* _What the exercise asks_: Copy each line below that includes "title".

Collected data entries
########

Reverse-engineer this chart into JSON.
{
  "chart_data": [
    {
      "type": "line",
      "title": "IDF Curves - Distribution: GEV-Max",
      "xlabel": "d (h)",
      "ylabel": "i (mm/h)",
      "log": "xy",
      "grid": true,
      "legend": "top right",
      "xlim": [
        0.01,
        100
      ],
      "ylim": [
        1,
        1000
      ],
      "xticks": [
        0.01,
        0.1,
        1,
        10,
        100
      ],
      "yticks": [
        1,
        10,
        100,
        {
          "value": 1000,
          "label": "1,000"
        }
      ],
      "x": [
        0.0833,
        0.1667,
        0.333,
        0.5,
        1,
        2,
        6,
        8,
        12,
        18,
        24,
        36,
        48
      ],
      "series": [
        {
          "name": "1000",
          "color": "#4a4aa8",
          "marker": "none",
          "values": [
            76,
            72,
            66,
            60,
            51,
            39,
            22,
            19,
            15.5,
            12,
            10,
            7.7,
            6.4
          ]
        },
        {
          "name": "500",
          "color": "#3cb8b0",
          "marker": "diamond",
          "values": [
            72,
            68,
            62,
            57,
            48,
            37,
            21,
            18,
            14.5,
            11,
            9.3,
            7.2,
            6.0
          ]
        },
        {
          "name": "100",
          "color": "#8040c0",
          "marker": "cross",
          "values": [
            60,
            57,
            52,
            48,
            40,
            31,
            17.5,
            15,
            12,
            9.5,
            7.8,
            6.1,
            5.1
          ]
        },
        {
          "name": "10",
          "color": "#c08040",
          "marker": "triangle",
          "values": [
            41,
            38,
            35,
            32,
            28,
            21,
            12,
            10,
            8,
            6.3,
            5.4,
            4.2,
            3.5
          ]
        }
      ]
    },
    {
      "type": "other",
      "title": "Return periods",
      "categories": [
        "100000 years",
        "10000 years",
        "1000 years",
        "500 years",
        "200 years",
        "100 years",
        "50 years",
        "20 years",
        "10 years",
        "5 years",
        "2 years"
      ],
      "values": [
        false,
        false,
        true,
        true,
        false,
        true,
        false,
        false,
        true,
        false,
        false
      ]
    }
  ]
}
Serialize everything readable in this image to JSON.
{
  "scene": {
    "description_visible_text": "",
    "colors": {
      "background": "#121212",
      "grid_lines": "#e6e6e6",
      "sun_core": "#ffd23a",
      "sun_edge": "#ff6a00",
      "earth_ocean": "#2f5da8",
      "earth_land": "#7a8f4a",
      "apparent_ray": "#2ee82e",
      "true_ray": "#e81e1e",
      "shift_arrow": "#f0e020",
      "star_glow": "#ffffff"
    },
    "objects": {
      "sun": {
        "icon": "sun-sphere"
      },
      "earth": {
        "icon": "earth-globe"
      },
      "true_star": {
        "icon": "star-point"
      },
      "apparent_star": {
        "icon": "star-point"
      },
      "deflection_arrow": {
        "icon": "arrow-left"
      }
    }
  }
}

########

* _Solution to this exercise_:
      "title": "IDF Curves - Distribution: GEV-Max",
      "title": "Return periods",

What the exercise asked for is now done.